▶ [Brief] Copy each line below without leaving any out.

Data items:
================================

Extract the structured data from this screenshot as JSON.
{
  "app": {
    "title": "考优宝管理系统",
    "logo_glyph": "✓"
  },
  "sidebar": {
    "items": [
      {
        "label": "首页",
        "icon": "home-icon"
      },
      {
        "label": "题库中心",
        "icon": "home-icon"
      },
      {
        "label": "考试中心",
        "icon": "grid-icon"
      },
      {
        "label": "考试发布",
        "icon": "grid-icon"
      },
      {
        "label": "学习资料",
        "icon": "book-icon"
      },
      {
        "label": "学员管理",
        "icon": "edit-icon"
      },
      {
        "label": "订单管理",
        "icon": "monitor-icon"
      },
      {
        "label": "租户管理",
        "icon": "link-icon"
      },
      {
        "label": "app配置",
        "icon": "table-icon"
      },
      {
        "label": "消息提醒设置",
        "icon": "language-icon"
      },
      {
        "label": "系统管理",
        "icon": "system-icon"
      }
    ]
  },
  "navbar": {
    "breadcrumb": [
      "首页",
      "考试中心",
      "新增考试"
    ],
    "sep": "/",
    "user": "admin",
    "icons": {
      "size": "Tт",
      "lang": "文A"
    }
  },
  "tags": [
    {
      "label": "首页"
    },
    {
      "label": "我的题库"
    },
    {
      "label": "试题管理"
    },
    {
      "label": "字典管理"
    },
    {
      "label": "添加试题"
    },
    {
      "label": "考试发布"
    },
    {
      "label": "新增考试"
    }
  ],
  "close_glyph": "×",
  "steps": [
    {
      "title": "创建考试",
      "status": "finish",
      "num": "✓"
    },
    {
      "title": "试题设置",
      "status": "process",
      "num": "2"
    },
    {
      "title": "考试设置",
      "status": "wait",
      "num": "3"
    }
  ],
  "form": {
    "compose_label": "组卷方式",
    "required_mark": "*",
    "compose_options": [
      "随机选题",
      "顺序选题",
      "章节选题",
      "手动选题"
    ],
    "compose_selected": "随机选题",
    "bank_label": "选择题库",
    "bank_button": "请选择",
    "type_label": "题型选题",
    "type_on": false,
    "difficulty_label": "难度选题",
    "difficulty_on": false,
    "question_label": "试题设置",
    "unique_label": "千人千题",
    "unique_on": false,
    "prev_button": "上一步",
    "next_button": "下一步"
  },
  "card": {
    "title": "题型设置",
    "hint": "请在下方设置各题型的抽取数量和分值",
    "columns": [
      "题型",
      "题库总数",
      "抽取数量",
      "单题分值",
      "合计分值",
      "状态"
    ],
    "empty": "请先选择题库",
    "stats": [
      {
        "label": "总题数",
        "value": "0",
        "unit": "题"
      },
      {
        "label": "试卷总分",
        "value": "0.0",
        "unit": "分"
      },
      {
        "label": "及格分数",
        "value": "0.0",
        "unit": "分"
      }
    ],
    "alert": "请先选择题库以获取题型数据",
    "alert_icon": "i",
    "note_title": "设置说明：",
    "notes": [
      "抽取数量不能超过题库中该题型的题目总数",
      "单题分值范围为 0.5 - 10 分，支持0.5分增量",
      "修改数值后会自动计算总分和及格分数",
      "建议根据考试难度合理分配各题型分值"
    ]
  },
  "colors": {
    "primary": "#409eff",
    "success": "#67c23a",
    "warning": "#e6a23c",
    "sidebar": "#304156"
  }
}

================================

▶ [Written solution]
Extract the structured data from this screenshot as JSON.
{
  "app": {
    "title": "考优宝管理系统",
    "logo_glyph": "✓"
  },
  "sidebar": {
    "items": [
      {
        "label": "首页",
        "icon": "home-icon"
      },
      {
        "label": "题库中心",
        "icon": "home-icon"
      },
      {
        "label": "考试中心",
        "icon": "grid-icon"
      },
      {
        "label": "考试发布",
        "icon": "grid-icon"
      },
      {
        "label": "学习资料",
        "icon": "book-icon"
      },
      {
        "label": "学员管理",
        "icon": "edit-icon"
      },
      {
        "label": "订单管理",
        "icon": "monitor-icon"
      },
      {
        "label": "租户管理",
        "icon": "link-icon"
      },
      {
        "label": "app配置",
        "icon": "table-icon"
      },
      {
        "label": "消息提醒设置",
        "icon": "language-icon"
      },
      {
        "label": "系统管理",
        "icon": "system-icon"
      }
    ]
  },
  "navbar": {
    "breadcrumb": [
      "首页",
      "考试中心",
      "新增考试"
    ],
    "sep": "/",
    "user": "admin",
    "icons": {
      "size": "Tт",
      "lang": "文A"
    }
  },
  "tags": [
    {
      "label": "首页"
    },
    {
      "label": "我的题库"
    },
    {
      "label": "试题管理"
    },
    {
      "label": "字典管理"
    },
    {
      "label": "添加试题"
    },
    {
      "label": "考试发布"
    },
    {
      "label": "新增考试"
    }
  ],
  "close_glyph": "×",
  "steps": [
    {
      "title": "创建考试",
      "status": "finish",
      "num": "✓"
    },
    {
      "title": "试题设置",
      "status": "process",
      "num": "2"
    },
    {
      "title": "考试设置",
      "status": "wait",
      "num": "3"
    }
  ],
  "form": {
    "compose_label": "组卷方式",
    "required_mark": "*",
    "compose_options": [
      "随机选题",
      "顺序选题",
      "章节选题",
      "手动选题"
    ],
    "compose_selected": "随机选题",
    "bank_label": "选择题库",
    "bank_button": "请选择",
    "type_label": "题型选题",
    "type_on": false,
    "difficulty_label": "难度选题",
    "difficulty_on": false,
    "question_label": "试题设置",
    "unique_label": "千人千题",
    "unique_on": false,
    "prev_button": "上一步",
    "next_button": "下一步"
  },
  "card": {
    "title": "题型设置",
    "hint": "请在下方设置各题型的抽取数量和分值",
    "columns": [
      "题型",
      "题库总数",
      "抽取数量",
      "单题分值",
      "合计分值",
      "状态"
    ],
    "empty": "请先选择题库",
    "stats": [
      {
        "label": "总题数",
        "value": "0",
        "unit": "题"
      },
      {
        "label": "试卷总分",
        "value": "0.0",
        "unit": "分"
      },
      {
        "label": "及格分数",
        "value": "0.0",
        "unit": "分"
      }
    ],
    "alert": "请先选择题库以获取题型数据",
    "alert_icon": "i",
    "note_title": "设置说明：",
    "notes": [
      "抽取数量不能超过题库中该题型的题目总数",
      "单题分值范围为 0.5 - 10 分，支持0.5分增量",
      "修改数值后会自动计算总分和及格分数",
      "建议根据考试难度合理分配各题型分值"
    ]
  },
  "colors": {
    "primary": "#409eff",
    "success": "#67c23a",
    "warning": "#e6a23c",
    "sidebar": "#304156"
  }
}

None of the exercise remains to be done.